**PROBLEM DETAILS**: Every entry must be repeated exactly. Exclude all pictures.

**DATA PROVIDED**:

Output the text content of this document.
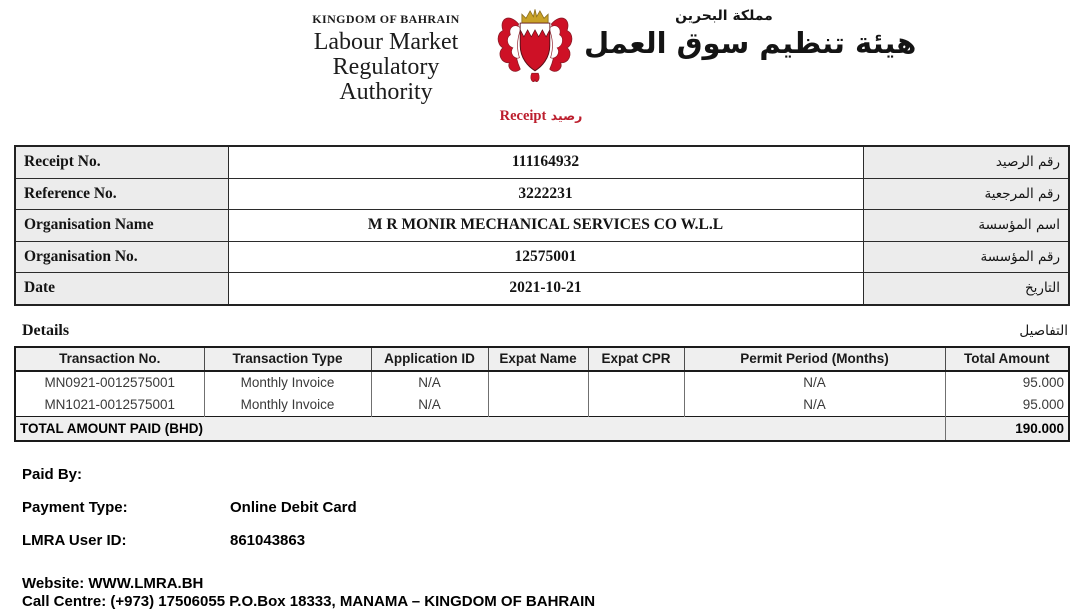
KINGDOM OF BAHRAIN
Labour Market
Regulatory Authority
مملكة البحرين
هيئة تنظيم سوق العمل
Receipt رصيد
Receipt No.	111164932	رقم الرصيد
Reference No.	3222231	رقم المرجعية
Organisation Name	M R MONIR MECHANICAL SERVICES CO W.L.L	اسم المؤسسة
Organisation No.	12575001	رقم المؤسسة
Date	2021-10-21	التاريخ
Details	التفاصيل
Transaction No.	Transaction Type	Application ID	Expat Name	Expat CPR	Permit Period (Months)	Total Amount
MN0921-0012575001	Monthly Invoice	N/A			N/A	95.000
MN1021-0012575001	Monthly Invoice	N/A			N/A	95.000
TOTAL AMOUNT PAID (BHD)						190.000
Paid By:
Payment Type:	Online Debit Card
LMRA User ID:	861043863
Website: WWW.LMRA.BH
Call Centre: (+973) 17506055 P.O.Box 18333, MANAMA – KINGDOM OF BAHRAIN
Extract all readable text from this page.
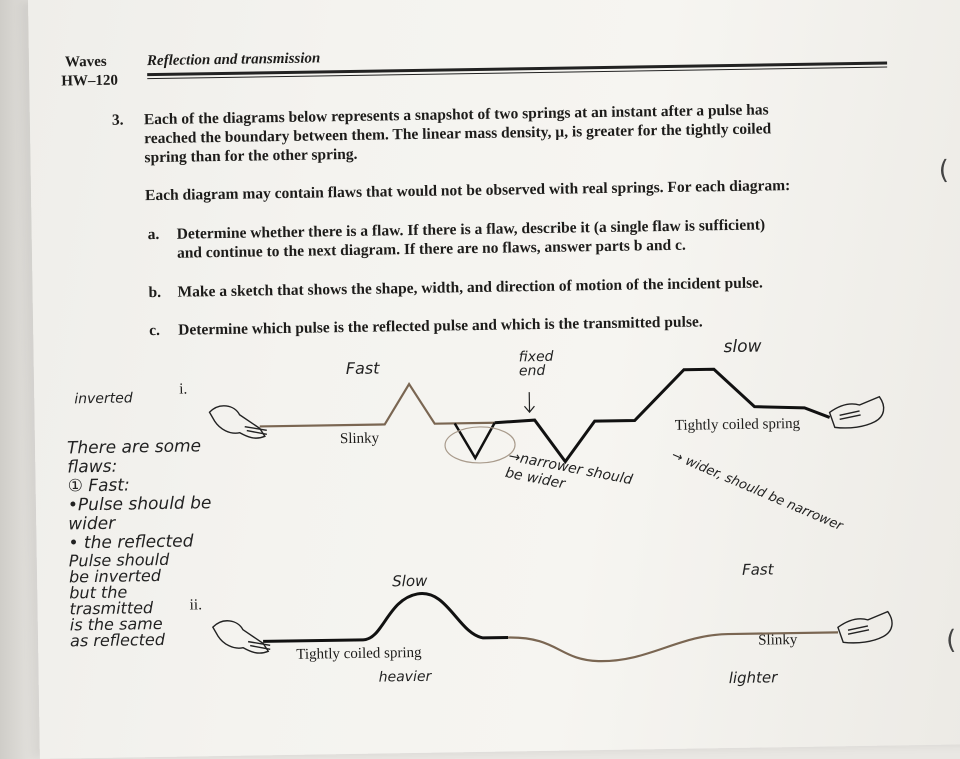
Waves
HW–120
Reflection and transmission
3. Each of the diagrams below represents a snapshot of two springs at an instant after a pulse has
reached the boundary between them. The linear mass density, μ, is greater for the tightly coiled
spring than for the other spring.
Each diagram may contain flaws that would not be observed with real springs. For each diagram:
a. Determine whether there is a flaw. If there is a flaw, describe it (a single flaw is sufficient)
and continue to the next diagram. If there are no flaws, answer parts b and c.
b. Make a sketch that shows the shape, width, and direction of motion of the incident pulse.
c. Determine which pulse is the reflected pulse and which is the transmitted pulse.
i.
Slinky
Tightly coiled spring
ii.
Tightly coiled spring
Slinky
inverted
Fast
fixed end
slow
→narrower should be wider	→ wider, should be narrower
There are some
flaws:
① Fast:
•Pulse should be
wider
• the reflected
Pulse should
be inverted
but the
trasmitted
is the same
as reflected
Slow
Fast
heavier	lighter
(
(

**EXERCISE OUTPUT**:
Output the text content of this document.
KINGDOM OF BAHRAIN
Labour Market
Regulatory Authority
مملكة البحرين
هيئة تنظيم سوق العمل
Receipt رصيد
Receipt No.	111164932	رقم الرصيد
Reference No.	3222231	رقم المرجعية
Organisation Name	M R MONIR MECHANICAL SERVICES CO W.L.L	اسم المؤسسة
Organisation No.	12575001	رقم المؤسسة
Date	2021-10-21	التاريخ
Details	التفاصيل
Transaction No.	Transaction Type	Application ID	Expat Name	Expat CPR	Permit Period (Months)	Total Amount
MN0921-0012575001	Monthly Invoice	N/A			N/A	95.000
MN1021-0012575001	Monthly Invoice	N/A			N/A	95.000
TOTAL AMOUNT PAID (BHD)						190.000
Paid By:
Payment Type:	Online Debit Card
LMRA User ID:	861043863
Website: WWW.LMRA.BH
Call Centre: (+973) 17506055 P.O.Box 18333, MANAMA – KINGDOM OF BAHRAIN
Extract all readable text from this page.
Waves
HW–120
Reflection and transmission
3. Each of the diagrams below represents a snapshot of two springs at an instant after a pulse has
reached the boundary between them. The linear mass density, μ, is greater for the tightly coiled
spring than for the other spring.
Each diagram may contain flaws that would not be observed with real springs. For each diagram:
a. Determine whether there is a flaw. If there is a flaw, describe it (a single flaw is sufficient)
and continue to the next diagram. If there are no flaws, answer parts b and c.
b. Make a sketch that shows the shape, width, and direction of motion of the incident pulse.
c. Determine which pulse is the reflected pulse and which is the transmitted pulse.
i.
Slinky
Tightly coiled spring
ii.
Tightly coiled spring
Slinky
inverted
Fast
fixed end
slow
→narrower should be wider	→ wider, should be narrower
There are some
flaws:
① Fast:
•Pulse should be
wider
• the reflected
Pulse should
be inverted
but the
trasmitted
is the same
as reflected
Slow
Fast
heavier	lighter
(
(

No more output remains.